Enviado especial do Observador em Doha, no Qatar

A terra divide-se em dois em Doha. De um lado do equador, é Deus no céu e Cristiano Ronaldo na terra. Do outro, é Deus no céu e Lionel Messi na terra. Hoje era o dia do segundo. Foi ontem, amanhã também será, hoje era ainda mais na estreia daquele que será o último Mundial do jogador que reivindicou nas últimas quase duas décadas um número (10), uma maneira de jogar que é cada vez mais rara, uma era. Agora que se aproxima a hora do adeus é que o mundo do futebol se apercebe o que significou aquela olá no Estádio do Dragão, quando o então miúdo canhoto com muito talento que era mais conhecido pelo contrato feito num guardanapo da mesa de um restaurante e pelo problema hormonal em criança fez a estreia nos seniores. E seja nas bandeiras, nos cartazes, nas camisolas, há uma ligação inevitável de 40 anos a Diego Maradona.

Foi em 1982, nessa fronteira do salto do Boca Juniors para o Barcelona no arranque da aventura europeia, que César Luis Menotti deu a chamada ao primeiro Mundial daquele que se tornou o grande mito do futebol de um país à parte de todos os outros nesta coisa da bola como é a Argentina. Não sendo um indiscutível, pouco ou nada podia fazer para evitar a eliminação na segunda fase, com derrotas frente a Itália e Brasil. Em 1986, aí, entrou no México apostado em conquistar o mundo e saiu de lá com a taça que simboliza essa mesma conquista. Em 1990, em Itália, quando já era um ídolo de Nápoles e conseguiu colocar parte do San Paolo a torcer contra os transalpinos por si, afastou a equipa da casa mas perdeu a final com a RFA. Em 1994, na quarta e última experiência, mostrou que os génios também podem ter pés de barro: ele caiu na fase de grupos devido a um caso de doping; a equipa caiu nos oitavos por causa desse caso de doping. Caía o jogador, ficava com contrato eterno a parte do mito numa fase em que Messi estava no Grandoli.
--
▶ REQUISITOS DO EXERCÍCIO
**a)** Para cada afirmação, diga se está de acordo com o excerto citado e justifique com as palavras exatas do excerto que o decidem: (i) Em 1982, a Argentina foi eliminada na segunda fase, depois de perder com a Itália e com o Brasil. (ii) Em 1990, a Argentina venceu a final contra a RFA. (iii) Em 1994, Maradona caiu na fase de grupos por causa de um caso de doping.
**b)** Conte as linhas da listagem que contêm a cadeia "group" e responda só com o número.
--
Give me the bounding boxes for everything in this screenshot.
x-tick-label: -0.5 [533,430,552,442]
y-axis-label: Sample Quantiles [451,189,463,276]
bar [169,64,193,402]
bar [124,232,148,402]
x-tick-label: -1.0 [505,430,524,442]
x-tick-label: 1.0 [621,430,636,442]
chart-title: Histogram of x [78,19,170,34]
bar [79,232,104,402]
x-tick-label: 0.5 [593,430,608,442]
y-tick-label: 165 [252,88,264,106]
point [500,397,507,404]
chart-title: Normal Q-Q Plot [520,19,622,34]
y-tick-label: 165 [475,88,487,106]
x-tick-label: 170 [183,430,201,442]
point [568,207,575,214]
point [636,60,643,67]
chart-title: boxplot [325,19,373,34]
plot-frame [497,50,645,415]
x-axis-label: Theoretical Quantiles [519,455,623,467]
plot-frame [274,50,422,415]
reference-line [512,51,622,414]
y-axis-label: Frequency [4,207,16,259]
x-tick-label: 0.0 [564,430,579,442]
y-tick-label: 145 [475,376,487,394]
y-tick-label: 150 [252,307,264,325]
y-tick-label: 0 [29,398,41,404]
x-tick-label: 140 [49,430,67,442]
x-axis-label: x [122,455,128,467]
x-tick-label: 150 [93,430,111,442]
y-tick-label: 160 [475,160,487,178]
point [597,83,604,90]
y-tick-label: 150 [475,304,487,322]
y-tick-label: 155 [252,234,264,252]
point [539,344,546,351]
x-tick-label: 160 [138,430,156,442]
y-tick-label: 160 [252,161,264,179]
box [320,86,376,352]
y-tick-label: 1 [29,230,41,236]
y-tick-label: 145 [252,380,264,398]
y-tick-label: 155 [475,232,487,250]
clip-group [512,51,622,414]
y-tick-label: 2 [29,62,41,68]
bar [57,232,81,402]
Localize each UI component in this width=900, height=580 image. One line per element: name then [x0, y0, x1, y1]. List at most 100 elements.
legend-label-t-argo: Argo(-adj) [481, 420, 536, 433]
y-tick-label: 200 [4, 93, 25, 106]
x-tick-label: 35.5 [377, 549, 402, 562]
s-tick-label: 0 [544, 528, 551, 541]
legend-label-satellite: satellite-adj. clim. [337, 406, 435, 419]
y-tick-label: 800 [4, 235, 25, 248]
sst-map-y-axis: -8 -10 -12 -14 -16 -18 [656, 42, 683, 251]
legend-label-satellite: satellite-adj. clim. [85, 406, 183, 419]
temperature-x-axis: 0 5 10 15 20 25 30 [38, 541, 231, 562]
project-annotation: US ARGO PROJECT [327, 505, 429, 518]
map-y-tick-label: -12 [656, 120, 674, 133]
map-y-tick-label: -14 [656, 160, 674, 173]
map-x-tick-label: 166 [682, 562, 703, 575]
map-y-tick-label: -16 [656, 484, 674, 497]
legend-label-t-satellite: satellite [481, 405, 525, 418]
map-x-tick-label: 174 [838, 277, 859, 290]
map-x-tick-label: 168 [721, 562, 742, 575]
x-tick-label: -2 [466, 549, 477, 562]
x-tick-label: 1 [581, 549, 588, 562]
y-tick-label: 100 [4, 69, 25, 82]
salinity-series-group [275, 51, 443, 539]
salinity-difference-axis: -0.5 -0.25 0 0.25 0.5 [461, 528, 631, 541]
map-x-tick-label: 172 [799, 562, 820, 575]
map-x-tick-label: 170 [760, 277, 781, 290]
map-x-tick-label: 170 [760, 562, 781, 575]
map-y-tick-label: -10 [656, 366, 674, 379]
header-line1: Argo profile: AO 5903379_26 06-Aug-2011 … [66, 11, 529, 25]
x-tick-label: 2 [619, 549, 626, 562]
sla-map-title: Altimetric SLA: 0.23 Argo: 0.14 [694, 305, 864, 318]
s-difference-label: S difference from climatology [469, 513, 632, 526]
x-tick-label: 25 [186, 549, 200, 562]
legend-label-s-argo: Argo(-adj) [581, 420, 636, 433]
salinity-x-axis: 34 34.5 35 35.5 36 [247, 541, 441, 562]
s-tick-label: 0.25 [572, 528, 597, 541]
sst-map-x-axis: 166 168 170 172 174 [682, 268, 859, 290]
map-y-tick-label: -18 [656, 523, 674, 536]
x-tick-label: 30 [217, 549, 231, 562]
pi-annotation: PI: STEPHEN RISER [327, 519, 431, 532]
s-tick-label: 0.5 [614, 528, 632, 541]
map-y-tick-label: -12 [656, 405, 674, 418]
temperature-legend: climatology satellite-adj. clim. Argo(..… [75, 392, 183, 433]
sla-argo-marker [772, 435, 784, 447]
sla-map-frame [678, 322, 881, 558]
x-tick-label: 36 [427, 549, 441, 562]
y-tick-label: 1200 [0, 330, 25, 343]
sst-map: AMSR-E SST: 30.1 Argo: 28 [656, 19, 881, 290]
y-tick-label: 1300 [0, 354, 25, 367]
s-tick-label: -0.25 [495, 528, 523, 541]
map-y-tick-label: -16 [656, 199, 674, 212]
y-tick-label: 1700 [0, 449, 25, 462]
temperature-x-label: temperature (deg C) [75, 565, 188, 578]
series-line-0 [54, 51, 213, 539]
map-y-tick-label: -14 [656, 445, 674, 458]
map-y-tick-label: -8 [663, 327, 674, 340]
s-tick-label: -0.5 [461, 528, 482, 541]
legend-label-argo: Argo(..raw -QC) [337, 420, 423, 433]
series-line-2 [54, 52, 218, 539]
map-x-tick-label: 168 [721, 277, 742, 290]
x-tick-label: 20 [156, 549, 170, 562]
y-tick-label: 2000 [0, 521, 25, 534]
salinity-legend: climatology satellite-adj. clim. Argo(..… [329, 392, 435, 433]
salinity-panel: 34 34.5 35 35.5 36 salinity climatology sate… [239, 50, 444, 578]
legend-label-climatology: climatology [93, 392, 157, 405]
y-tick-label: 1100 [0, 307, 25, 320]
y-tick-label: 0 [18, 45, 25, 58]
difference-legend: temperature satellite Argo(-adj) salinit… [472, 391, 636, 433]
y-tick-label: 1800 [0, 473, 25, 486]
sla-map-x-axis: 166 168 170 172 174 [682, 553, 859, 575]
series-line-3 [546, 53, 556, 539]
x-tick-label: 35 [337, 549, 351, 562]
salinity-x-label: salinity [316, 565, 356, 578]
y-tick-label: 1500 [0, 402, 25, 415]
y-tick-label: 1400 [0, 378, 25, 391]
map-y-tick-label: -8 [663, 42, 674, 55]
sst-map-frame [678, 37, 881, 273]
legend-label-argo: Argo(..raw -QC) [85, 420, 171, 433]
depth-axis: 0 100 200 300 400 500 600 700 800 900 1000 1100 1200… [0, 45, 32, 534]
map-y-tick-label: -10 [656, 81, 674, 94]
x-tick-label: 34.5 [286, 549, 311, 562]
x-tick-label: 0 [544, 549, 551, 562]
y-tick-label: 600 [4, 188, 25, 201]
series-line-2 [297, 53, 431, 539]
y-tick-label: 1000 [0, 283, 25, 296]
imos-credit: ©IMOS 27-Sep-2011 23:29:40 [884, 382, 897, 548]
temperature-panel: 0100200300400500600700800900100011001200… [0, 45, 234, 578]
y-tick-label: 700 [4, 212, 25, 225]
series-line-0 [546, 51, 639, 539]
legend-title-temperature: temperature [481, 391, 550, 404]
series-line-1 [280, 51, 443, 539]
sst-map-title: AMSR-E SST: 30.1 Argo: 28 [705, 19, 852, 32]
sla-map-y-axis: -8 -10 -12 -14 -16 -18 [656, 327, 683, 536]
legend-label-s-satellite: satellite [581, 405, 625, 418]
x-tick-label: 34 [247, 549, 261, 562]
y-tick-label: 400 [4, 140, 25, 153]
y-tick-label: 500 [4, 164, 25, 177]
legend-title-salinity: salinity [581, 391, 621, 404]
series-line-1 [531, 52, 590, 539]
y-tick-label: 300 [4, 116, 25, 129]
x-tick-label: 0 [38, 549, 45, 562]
--
▶ RESPOSTAS POR TAREFA
**a)**
(i) Sim: "pouco ou nada podia fazer para evitar a eliminação na segunda fase, com derrotas frente a Itália e Brasil."
(ii) Não: "afastou a equipa da casa mas perdeu a final com a RFA."
(iii) Sim: "ele caiu na fase de grupos devido a um caso de doping"

**b)** 2